> Goal
Below are some records; repeat them all exactly, minus the pictures.

[Items from a dataset]
══════════
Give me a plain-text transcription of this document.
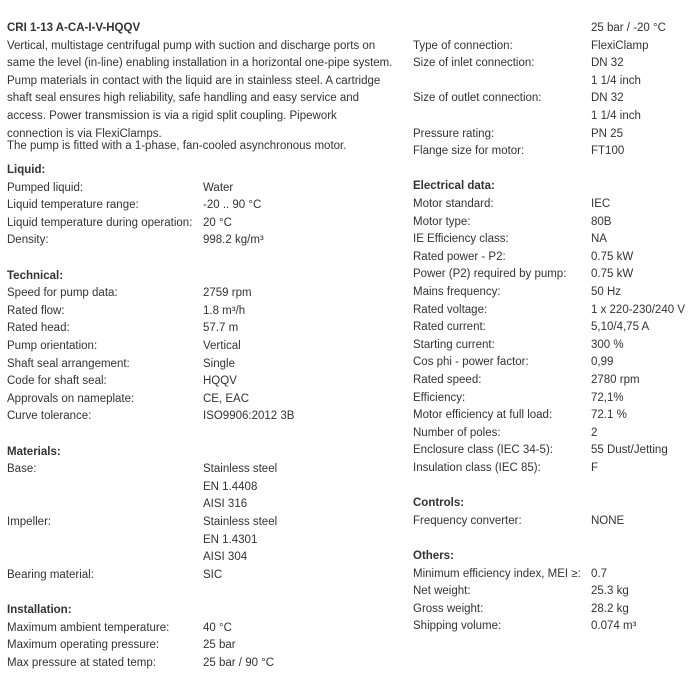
CRI 1-13 A-CA-I-V-HQQV
Vertical, multistage centrifugal pump with suction and discharge ports on
same the level (in-line) enabling installation in a horizontal one-pipe system.
Pump materials in contact with the liquid are in stainless steel. A cartridge
shaft seal ensures high reliability, safe handling and easy service and
access. Power transmission is via a rigid split coupling. Pipework
connection is via FlexiClamps.
The pump is fitted with a 1-phase, fan-cooled asynchronous motor.
Liquid:
Pumped liquid:	Water
Liquid temperature range:	-20 .. 90 °C
Liquid temperature during operation: 20 °C
Density:	998.2 kg/m³
Technical:
Speed for pump data:	2759 rpm
Rated flow:	1.8 m³/h
Rated head:	57.7 m
Pump orientation:	Vertical
Shaft seal arrangement:	Single
Code for shaft seal:	HQQV
Approvals on nameplate:	CE, EAC
Curve tolerance:	ISO9906:2012 3B
Materials:
Base:	Stainless steel
EN 1.4408
AISI 316
Impeller:	Stainless steel
EN 1.4301
AISI 304
Bearing material:	SIC
Installation:
Maximum ambient temperature:	40 °C
Maximum operating pressure:	25 bar
Max pressure at stated temp:	25 bar / 90 °C
25 bar / -20 °C
Type of connection:	FlexiClamp
Size of inlet connection:	DN 32
1 1/4 inch
Size of outlet connection:	DN 32
1 1/4 inch
Pressure rating:	PN 25
Flange size for motor:	FT100
Electrical data:
Motor standard:	IEC
Motor type:	80B
IE Efficiency class:	NA
Rated power - P2:	0.75 kW
Power (P2) required by pump: 0.75 kW
Mains frequency:	50 Hz
Rated voltage:	1 x 220-230/240 V
Rated current:	5,10/4,75 A
Starting current:	300 %
Cos phi - power factor:	0,99
Rated speed:	2780 rpm
Efficiency:	72,1%
Motor efficiency at full load:	72.1 %
Number of poles:	2
Enclosure class (IEC 34-5):	55 Dust/Jetting
Insulation class (IEC 85):	F
Controls:
Frequency converter:	NONE
Others:
Minimum efficiency index, MEI ≥: 0.7
Net weight:	25.3 kg
Gross weight:	28.2 kg
Shipping volume:	0.074 m³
══════════
> The completed task
Give me a plain-text transcription of this document.
CRI 1-13 A-CA-I-V-HQQV
Vertical, multistage centrifugal pump with suction and discharge ports on
same the level (in-line) enabling installation in a horizontal one-pipe system.
Pump materials in contact with the liquid are in stainless steel. A cartridge
shaft seal ensures high reliability, safe handling and easy service and
access. Power transmission is via a rigid split coupling. Pipework
connection is via FlexiClamps.
The pump is fitted with a 1-phase, fan-cooled asynchronous motor.
Liquid:
Pumped liquid:	Water
Liquid temperature range:	-20 .. 90 °C
Liquid temperature during operation: 20 °C
Density:	998.2 kg/m³
Technical:
Speed for pump data:	2759 rpm
Rated flow:	1.8 m³/h
Rated head:	57.7 m
Pump orientation:	Vertical
Shaft seal arrangement:	Single
Code for shaft seal:	HQQV
Approvals on nameplate:	CE, EAC
Curve tolerance:	ISO9906:2012 3B
Materials:
Base:	Stainless steel
EN 1.4408
AISI 316
Impeller:	Stainless steel
EN 1.4301
AISI 304
Bearing material:	SIC
Installation:
Maximum ambient temperature:	40 °C
Maximum operating pressure:	25 bar
Max pressure at stated temp:	25 bar / 90 °C
25 bar / -20 °C
Type of connection:	FlexiClamp
Size of inlet connection:	DN 32
1 1/4 inch
Size of outlet connection:	DN 32
1 1/4 inch
Pressure rating:	PN 25
Flange size for motor:	FT100
Electrical data:
Motor standard:	IEC
Motor type:	80B
IE Efficiency class:	NA
Rated power - P2:	0.75 kW
Power (P2) required by pump: 0.75 kW
Mains frequency:	50 Hz
Rated voltage:	1 x 220-230/240 V
Rated current:	5,10/4,75 A
Starting current:	300 %
Cos phi - power factor:	0,99
Rated speed:	2780 rpm
Efficiency:	72,1%
Motor efficiency at full load:	72.1 %
Number of poles:	2
Enclosure class (IEC 34-5):	55 Dust/Jetting
Insulation class (IEC 85):	F
Controls:
Frequency converter:	NONE
Others:
Minimum efficiency index, MEI ≥: 0.7
Net weight:	25.3 kg
Gross weight:	28.2 kg
Shipping volume:	0.074 m³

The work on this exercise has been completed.